Record list:
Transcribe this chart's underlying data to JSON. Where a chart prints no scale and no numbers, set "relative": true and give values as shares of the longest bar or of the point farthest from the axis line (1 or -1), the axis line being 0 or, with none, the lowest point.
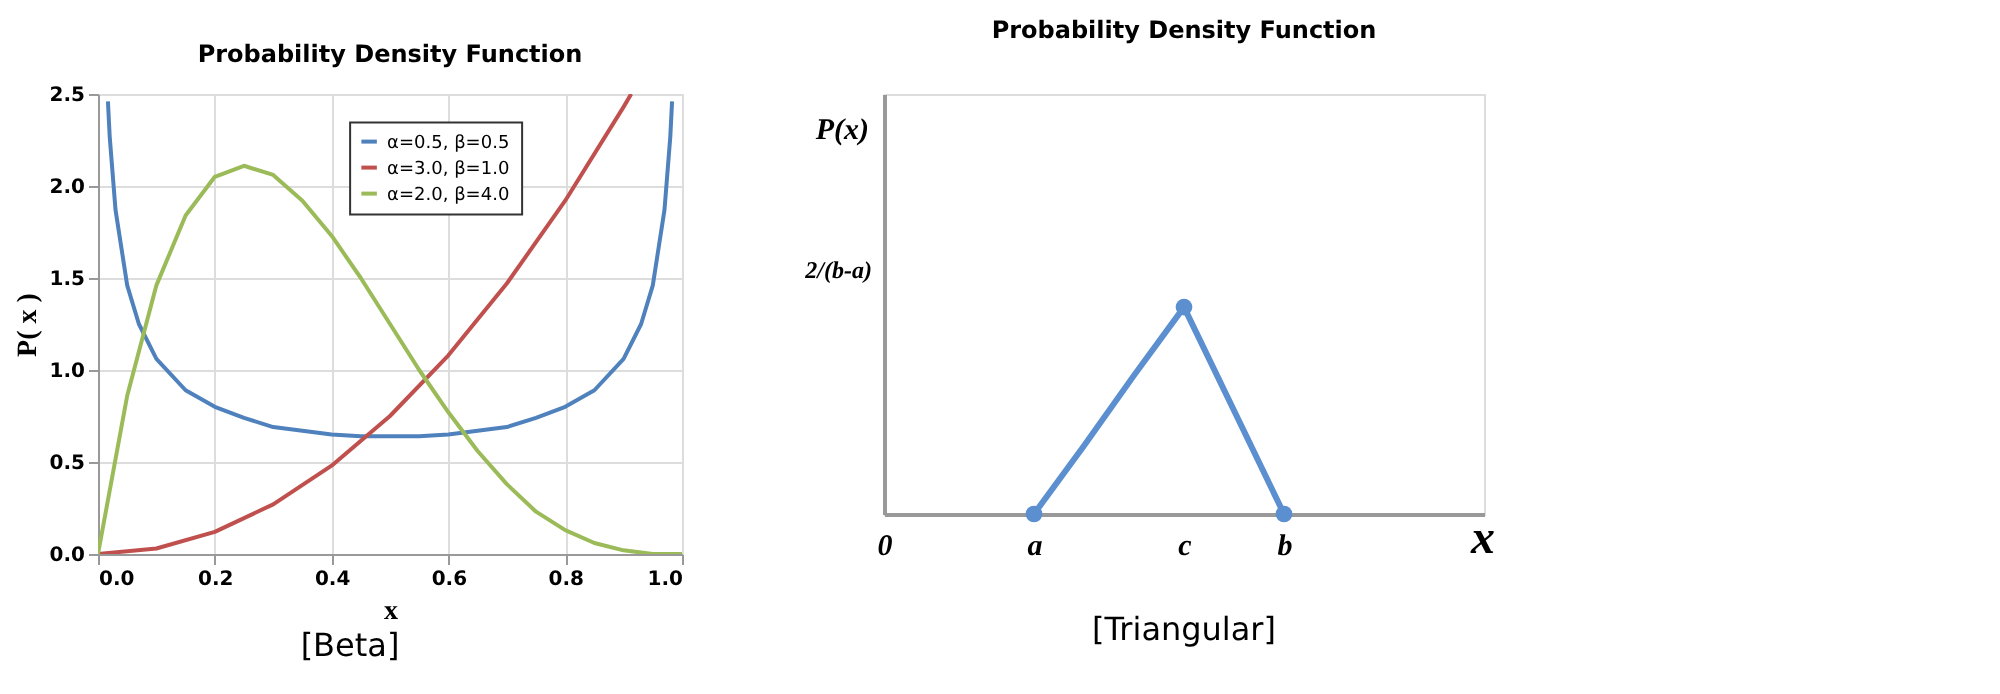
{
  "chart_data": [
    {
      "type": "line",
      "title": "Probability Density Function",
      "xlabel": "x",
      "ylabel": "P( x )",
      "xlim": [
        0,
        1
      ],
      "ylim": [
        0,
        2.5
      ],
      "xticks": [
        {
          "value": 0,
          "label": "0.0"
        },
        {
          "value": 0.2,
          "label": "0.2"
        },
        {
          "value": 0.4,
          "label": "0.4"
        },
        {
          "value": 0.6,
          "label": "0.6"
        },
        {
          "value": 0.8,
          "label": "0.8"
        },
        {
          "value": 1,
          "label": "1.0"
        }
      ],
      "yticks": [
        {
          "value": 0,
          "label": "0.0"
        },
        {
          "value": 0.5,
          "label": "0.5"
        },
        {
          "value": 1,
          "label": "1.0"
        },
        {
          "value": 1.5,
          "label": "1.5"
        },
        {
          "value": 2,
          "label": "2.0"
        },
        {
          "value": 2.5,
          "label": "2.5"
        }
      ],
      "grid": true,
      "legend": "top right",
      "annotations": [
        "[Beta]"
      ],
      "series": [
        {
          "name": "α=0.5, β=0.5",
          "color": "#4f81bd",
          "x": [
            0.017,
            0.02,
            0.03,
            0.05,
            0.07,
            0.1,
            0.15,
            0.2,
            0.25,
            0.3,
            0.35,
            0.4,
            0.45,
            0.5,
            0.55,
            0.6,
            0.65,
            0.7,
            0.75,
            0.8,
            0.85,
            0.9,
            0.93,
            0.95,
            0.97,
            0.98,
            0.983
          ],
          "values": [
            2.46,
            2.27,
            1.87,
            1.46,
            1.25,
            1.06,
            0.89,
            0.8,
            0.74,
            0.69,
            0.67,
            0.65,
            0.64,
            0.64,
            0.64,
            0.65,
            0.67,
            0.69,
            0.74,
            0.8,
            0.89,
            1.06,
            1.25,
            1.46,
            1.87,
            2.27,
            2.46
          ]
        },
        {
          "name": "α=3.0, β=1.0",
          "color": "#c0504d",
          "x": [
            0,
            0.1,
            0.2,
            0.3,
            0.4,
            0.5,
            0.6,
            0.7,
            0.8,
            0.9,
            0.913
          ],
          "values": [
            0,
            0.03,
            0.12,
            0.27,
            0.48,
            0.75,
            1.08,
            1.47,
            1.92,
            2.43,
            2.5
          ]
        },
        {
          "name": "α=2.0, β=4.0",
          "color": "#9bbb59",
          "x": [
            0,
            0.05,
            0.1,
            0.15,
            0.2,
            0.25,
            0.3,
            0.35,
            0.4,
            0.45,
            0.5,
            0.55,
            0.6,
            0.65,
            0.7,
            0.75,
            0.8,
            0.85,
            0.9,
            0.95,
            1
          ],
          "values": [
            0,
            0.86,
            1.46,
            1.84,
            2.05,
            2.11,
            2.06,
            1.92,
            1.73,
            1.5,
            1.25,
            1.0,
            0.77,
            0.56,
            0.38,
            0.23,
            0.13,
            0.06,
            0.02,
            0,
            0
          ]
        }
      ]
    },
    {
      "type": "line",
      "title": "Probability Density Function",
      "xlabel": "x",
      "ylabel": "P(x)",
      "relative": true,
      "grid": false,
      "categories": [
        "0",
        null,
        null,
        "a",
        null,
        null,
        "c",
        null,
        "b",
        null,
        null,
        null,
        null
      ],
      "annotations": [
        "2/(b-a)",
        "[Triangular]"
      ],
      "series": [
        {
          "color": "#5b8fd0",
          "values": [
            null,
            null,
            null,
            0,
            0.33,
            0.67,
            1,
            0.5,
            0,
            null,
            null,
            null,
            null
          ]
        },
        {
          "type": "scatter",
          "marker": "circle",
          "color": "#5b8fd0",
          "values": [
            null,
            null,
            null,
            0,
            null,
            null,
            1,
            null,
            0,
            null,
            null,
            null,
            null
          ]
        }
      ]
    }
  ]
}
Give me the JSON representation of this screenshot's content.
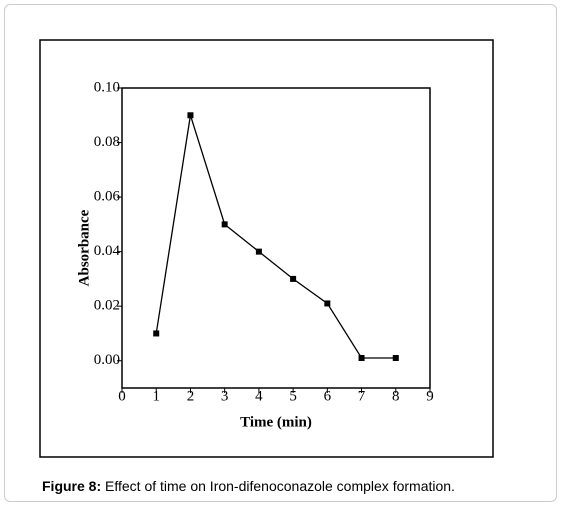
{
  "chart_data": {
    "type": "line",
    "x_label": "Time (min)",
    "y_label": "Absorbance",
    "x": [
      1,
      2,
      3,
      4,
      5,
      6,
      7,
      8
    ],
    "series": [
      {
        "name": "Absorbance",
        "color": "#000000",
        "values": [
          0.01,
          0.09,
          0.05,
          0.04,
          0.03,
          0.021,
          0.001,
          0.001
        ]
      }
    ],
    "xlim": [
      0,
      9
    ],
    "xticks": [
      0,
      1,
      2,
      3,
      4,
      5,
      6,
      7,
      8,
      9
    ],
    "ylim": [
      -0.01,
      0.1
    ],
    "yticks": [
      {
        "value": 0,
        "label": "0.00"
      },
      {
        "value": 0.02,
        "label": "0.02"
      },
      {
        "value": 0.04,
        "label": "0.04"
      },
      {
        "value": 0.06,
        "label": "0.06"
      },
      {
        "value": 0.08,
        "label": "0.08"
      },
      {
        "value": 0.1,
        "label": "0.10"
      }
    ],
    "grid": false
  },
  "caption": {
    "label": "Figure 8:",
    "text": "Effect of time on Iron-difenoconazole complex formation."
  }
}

Exercise requirements:
All of the data needs repeating exactly, but the pictures do not.

Written reply:
Transcribe this chart's underlying data to JSON. Where a chart prints no scale and no numbers, set "relative": true and give values as shares of the longest bar or of the point farthest from the axis line (1 or -1), the axis line being 0 or, with none, the lowest point.
{
  "chart_data": [
    {
      "type": "line",
      "title": "Probability Density Function",
      "xlabel": "x",
      "ylabel": "P( x )",
      "xlim": [
        0,
        1
      ],
      "ylim": [
        0,
        2.5
      ],
      "xticks": [
        {
          "value": 0,
          "label": "0.0"
        },
        {
          "value": 0.2,
          "label": "0.2"
        },
        {
          "value": 0.4,
          "label": "0.4"
        },
        {
          "value": 0.6,
          "label": "0.6"
        },
        {
          "value": 0.8,
          "label": "0.8"
        },
        {
          "value": 1,
          "label": "1.0"
        }
      ],
      "yticks": [
        {
          "value": 0,
          "label": "0.0"
        },
        {
          "value": 0.5,
          "label": "0.5"
        },
        {
          "value": 1,
          "label": "1.0"
        },
        {
          "value": 1.5,
          "label": "1.5"
        },
        {
          "value": 2,
          "label": "2.0"
        },
        {
          "value": 2.5,
          "label": "2.5"
        }
      ],
      "grid": true,
      "legend": "top right",
      "annotations": [
        "[Beta]"
      ],
      "series": [
        {
          "name": "α=0.5, β=0.5",
          "color": "#4f81bd",
          "x": [
            0.017,
            0.02,
            0.03,
            0.05,
            0.07,
            0.1,
            0.15,
            0.2,
            0.25,
            0.3,
            0.35,
            0.4,
            0.45,
            0.5,
            0.55,
            0.6,
            0.65,
            0.7,
            0.75,
            0.8,
            0.85,
            0.9,
            0.93,
            0.95,
            0.97,
            0.98,
            0.983
          ],
          "values": [
            2.46,
            2.27,
            1.87,
            1.46,
            1.25,
            1.06,
            0.89,
            0.8,
            0.74,
            0.69,
            0.67,
            0.65,
            0.64,
            0.64,
            0.64,
            0.65,
            0.67,
            0.69,
            0.74,
            0.8,
            0.89,
            1.06,
            1.25,
            1.46,
            1.87,
            2.27,
            2.46
          ]
        },
        {
          "name": "α=3.0, β=1.0",
          "color": "#c0504d",
          "x": [
            0,
            0.1,
            0.2,
            0.3,
            0.4,
            0.5,
            0.6,
            0.7,
            0.8,
            0.9,
            0.913
          ],
          "values": [
            0,
            0.03,
            0.12,
            0.27,
            0.48,
            0.75,
            1.08,
            1.47,
            1.92,
            2.43,
            2.5
          ]
        },
        {
          "name": "α=2.0, β=4.0",
          "color": "#9bbb59",
          "x": [
            0,
            0.05,
            0.1,
            0.15,
            0.2,
            0.25,
            0.3,
            0.35,
            0.4,
            0.45,
            0.5,
            0.55,
            0.6,
            0.65,
            0.7,
            0.75,
            0.8,
            0.85,
            0.9,
            0.95,
            1
          ],
          "values": [
            0,
            0.86,
            1.46,
            1.84,
            2.05,
            2.11,
            2.06,
            1.92,
            1.73,
            1.5,
            1.25,
            1.0,
            0.77,
            0.56,
            0.38,
            0.23,
            0.13,
            0.06,
            0.02,
            0,
            0
          ]
        }
      ]
    },
    {
      "type": "line",
      "title": "Probability Density Function",
      "xlabel": "x",
      "ylabel": "P(x)",
      "relative": true,
      "grid": false,
      "categories": [
        "0",
        null,
        null,
        "a",
        null,
        null,
        "c",
        null,
        "b",
        null,
        null,
        null,
        null
      ],
      "annotations": [
        "2/(b-a)",
        "[Triangular]"
      ],
      "series": [
        {
          "color": "#5b8fd0",
          "values": [
            null,
            null,
            null,
            0,
            0.33,
            0.67,
            1,
            0.5,
            0,
            null,
            null,
            null,
            null
          ]
        },
        {
          "type": "scatter",
          "marker": "circle",
          "color": "#5b8fd0",
          "values": [
            null,
            null,
            null,
            0,
            null,
            null,
            1,
            null,
            0,
            null,
            null,
            null,
            null
          ]
        }
      ]
    }
  ]
}
Give me the JSON representation of this screenshot's content.
{
  "chart_data": {
    "type": "line",
    "x_label": "Time (min)",
    "y_label": "Absorbance",
    "x": [
      1,
      2,
      3,
      4,
      5,
      6,
      7,
      8
    ],
    "series": [
      {
        "name": "Absorbance",
        "color": "#000000",
        "values": [
          0.01,
          0.09,
          0.05,
          0.04,
          0.03,
          0.021,
          0.001,
          0.001
        ]
      }
    ],
    "xlim": [
      0,
      9
    ],
    "xticks": [
      0,
      1,
      2,
      3,
      4,
      5,
      6,
      7,
      8,
      9
    ],
    "ylim": [
      -0.01,
      0.1
    ],
    "yticks": [
      {
        "value": 0,
        "label": "0.00"
      },
      {
        "value": 0.02,
        "label": "0.02"
      },
      {
        "value": 0.04,
        "label": "0.04"
      },
      {
        "value": 0.06,
        "label": "0.06"
      },
      {
        "value": 0.08,
        "label": "0.08"
      },
      {
        "value": 0.1,
        "label": "0.10"
      }
    ],
    "grid": false
  },
  "caption": {
    "label": "Figure 8:",
    "text": "Effect of time on Iron-difenoconazole complex formation."
  }
}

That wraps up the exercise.